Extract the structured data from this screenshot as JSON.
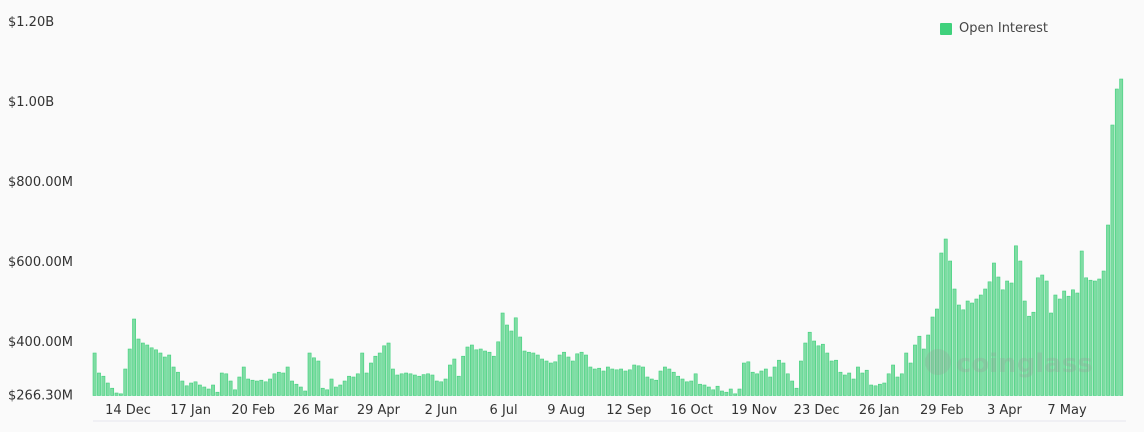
{
  "chart_data": {
    "type": "bar",
    "title": "",
    "xlabel": "",
    "ylabel": "",
    "ylim": [
      266.3,
      1200
    ],
    "y_unit": "M USD",
    "y_tick_values": [
      266.3,
      400,
      600,
      800,
      1000,
      1200
    ],
    "y_tick_labels": [
      "$266.30M",
      "$400.00M",
      "$600.00M",
      "$800.00M",
      "$1.00B",
      "$1.20B"
    ],
    "x_tick_labels": [
      "14 Dec",
      "17 Jan",
      "20 Feb",
      "26 Mar",
      "29 Apr",
      "2 Jun",
      "6 Jul",
      "9 Aug",
      "12 Sep",
      "16 Oct",
      "19 Nov",
      "23 Dec",
      "26 Jan",
      "29 Feb",
      "3 Apr",
      "7 May"
    ],
    "legend": {
      "position": "top-right"
    },
    "grid": false,
    "series": [
      {
        "name": "Open Interest",
        "color": "#3fd17c",
        "values": [
          370,
          320,
          312,
          295,
          282,
          270,
          268,
          330,
          380,
          455,
          405,
          395,
          390,
          383,
          378,
          370,
          360,
          365,
          335,
          322,
          300,
          288,
          295,
          298,
          290,
          285,
          280,
          290,
          272,
          320,
          318,
          300,
          278,
          310,
          335,
          305,
          302,
          300,
          302,
          298,
          305,
          318,
          322,
          320,
          335,
          300,
          292,
          285,
          275,
          370,
          358,
          350,
          282,
          278,
          305,
          285,
          290,
          300,
          312,
          310,
          318,
          370,
          320,
          345,
          362,
          370,
          388,
          395,
          330,
          315,
          318,
          320,
          318,
          315,
          312,
          316,
          318,
          315,
          300,
          298,
          305,
          340,
          355,
          312,
          362,
          385,
          390,
          378,
          380,
          375,
          372,
          362,
          398,
          470,
          440,
          425,
          458,
          410,
          375,
          372,
          370,
          365,
          355,
          350,
          345,
          348,
          365,
          372,
          360,
          350,
          368,
          372,
          365,
          335,
          330,
          332,
          325,
          335,
          330,
          328,
          330,
          325,
          328,
          340,
          338,
          335,
          310,
          305,
          302,
          325,
          335,
          330,
          322,
          312,
          305,
          298,
          300,
          318,
          292,
          290,
          285,
          278,
          287,
          275,
          272,
          280,
          268,
          280,
          345,
          348,
          322,
          318,
          325,
          330,
          310,
          335,
          352,
          345,
          318,
          300,
          282,
          350,
          395,
          422,
          400,
          388,
          392,
          370,
          350,
          352,
          322,
          315,
          320,
          305,
          335,
          320,
          327,
          290,
          288,
          292,
          295,
          318,
          340,
          310,
          318,
          370,
          345,
          390,
          412,
          380,
          415,
          460,
          480,
          620,
          655,
          600,
          530,
          490,
          478,
          500,
          495,
          505,
          515,
          530,
          548,
          595,
          560,
          528,
          550,
          545,
          638,
          600,
          500,
          462,
          472,
          558,
          565,
          550,
          470,
          515,
          505,
          525,
          512,
          528,
          520,
          625,
          558,
          552,
          550,
          555,
          575,
          690,
          940,
          1030,
          1055
        ]
      }
    ]
  },
  "watermark": "coinglass"
}
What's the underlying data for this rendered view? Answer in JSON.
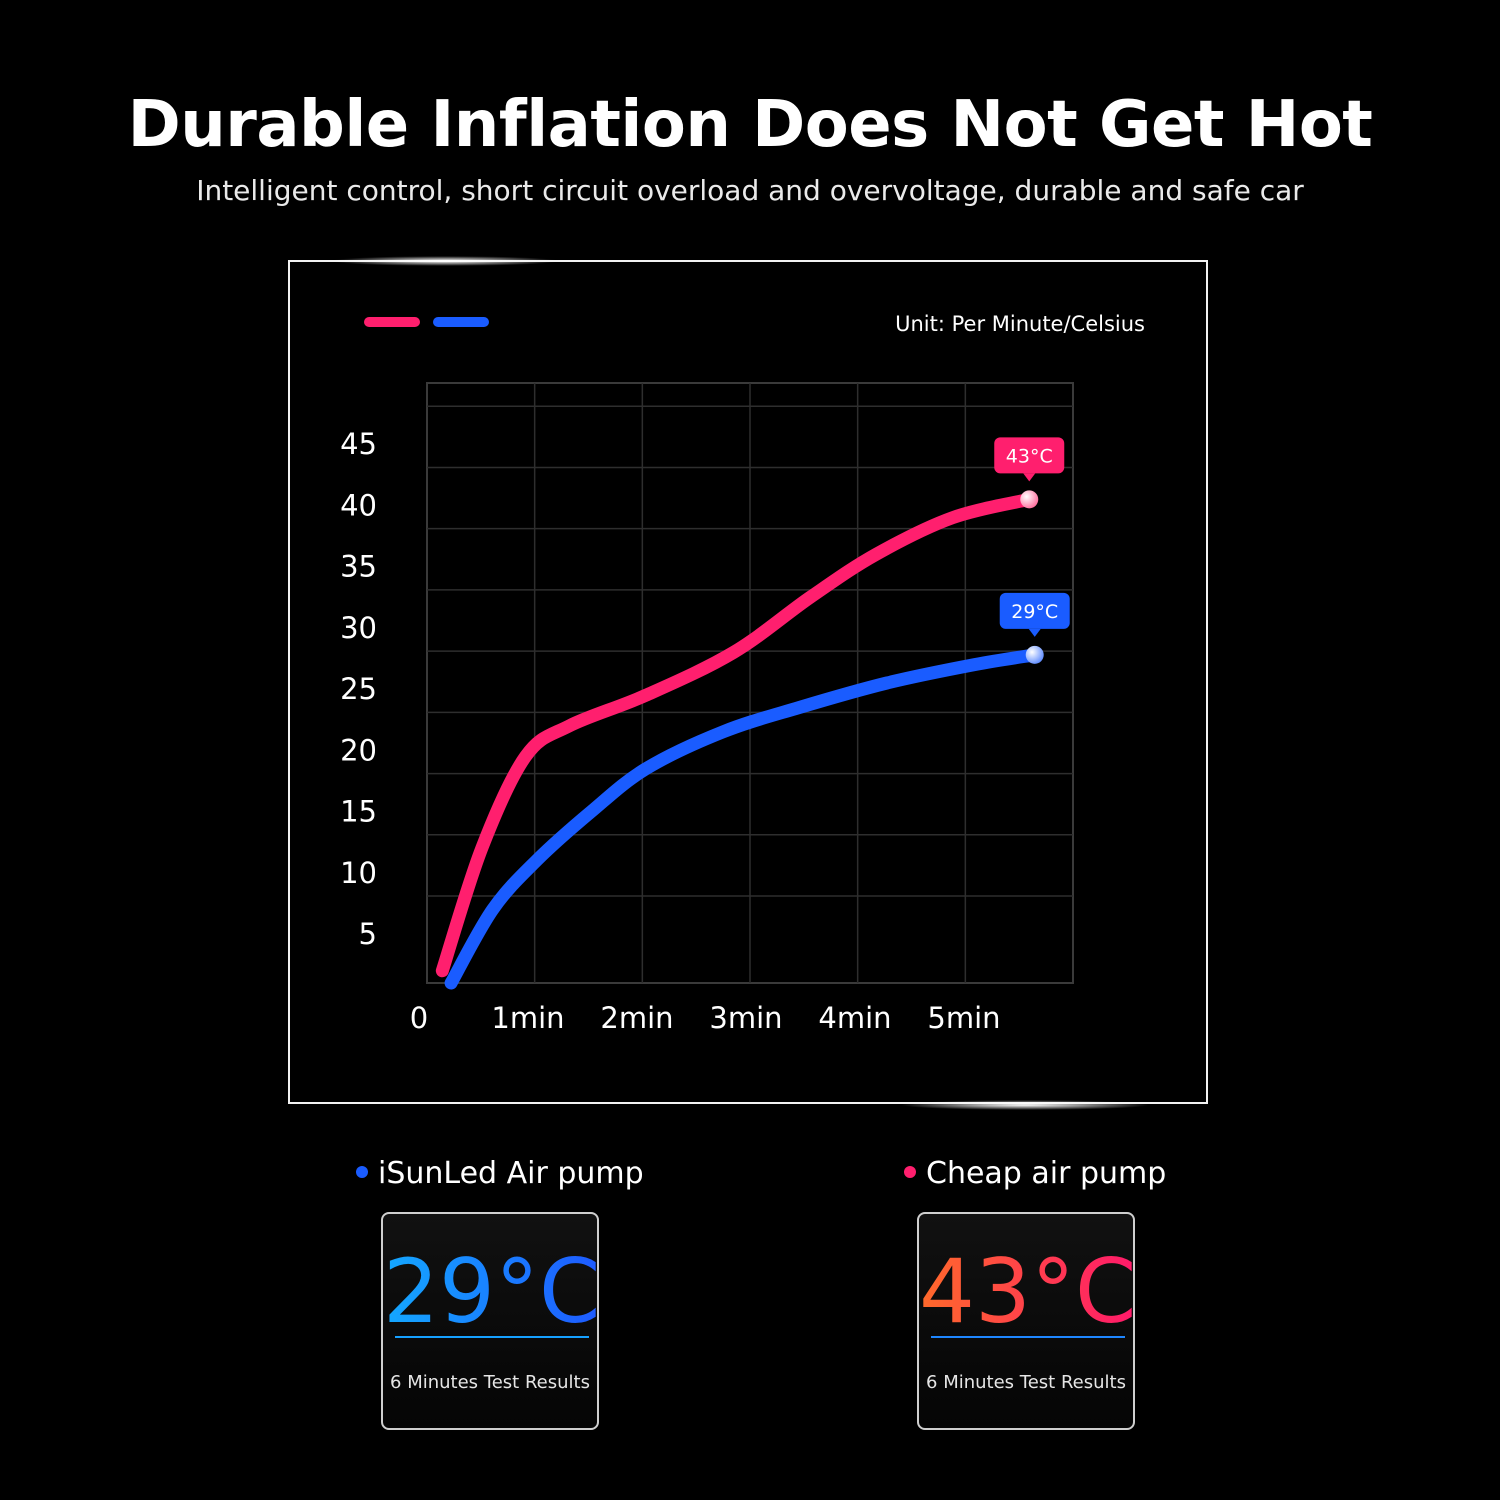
{
  "header": {
    "title": "Durable Inflation Does Not Get Hot",
    "subtitle": "Intelligent control, short circuit overload and overvoltage, durable and safe car"
  },
  "chart_data": {
    "type": "line",
    "unit_label": "Unit: Per Minute/Celsius",
    "x_ticks": [
      "0",
      "1min",
      "2min",
      "3min",
      "4min",
      "5min"
    ],
    "y_ticks": [
      "5",
      "10",
      "15",
      "20",
      "25",
      "30",
      "35",
      "40",
      "45"
    ],
    "xlim": [
      0,
      5.9
    ],
    "ylim": [
      1,
      50
    ],
    "grid": true,
    "series": [
      {
        "color": "#ff1f6e",
        "x": [
          0.14,
          0.5,
          0.9,
          1.3,
          2.0,
          2.8,
          3.5,
          4.1,
          4.8,
          5.5
        ],
        "y": [
          2,
          12,
          19.5,
          22,
          24.5,
          28,
          32.5,
          36,
          39,
          40.5
        ],
        "end_label": "43°C"
      },
      {
        "color": "#1a5cff",
        "x": [
          0.22,
          0.6,
          1.0,
          1.5,
          2.0,
          2.7,
          3.4,
          4.2,
          5.0,
          5.55
        ],
        "y": [
          1,
          7,
          11,
          15,
          18.5,
          21.5,
          23.5,
          25.5,
          27,
          27.8
        ],
        "end_label": "29°C"
      }
    ]
  },
  "results": [
    {
      "name": "iSunLed Air pump",
      "dot_color": "#1a5cff",
      "temp": "29°C",
      "caption": "6 Minutes Test Results"
    },
    {
      "name": "Cheap air pump",
      "dot_color": "#ff1f6e",
      "temp": "43°C",
      "caption": "6 Minutes Test Results"
    }
  ]
}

Instructions to follow: List all lines where "name" occurs.

Solution to this problem:
        "name": "Open Interest",
      "name": "iSunLed Air pump",
      "name": "Cheap air pump",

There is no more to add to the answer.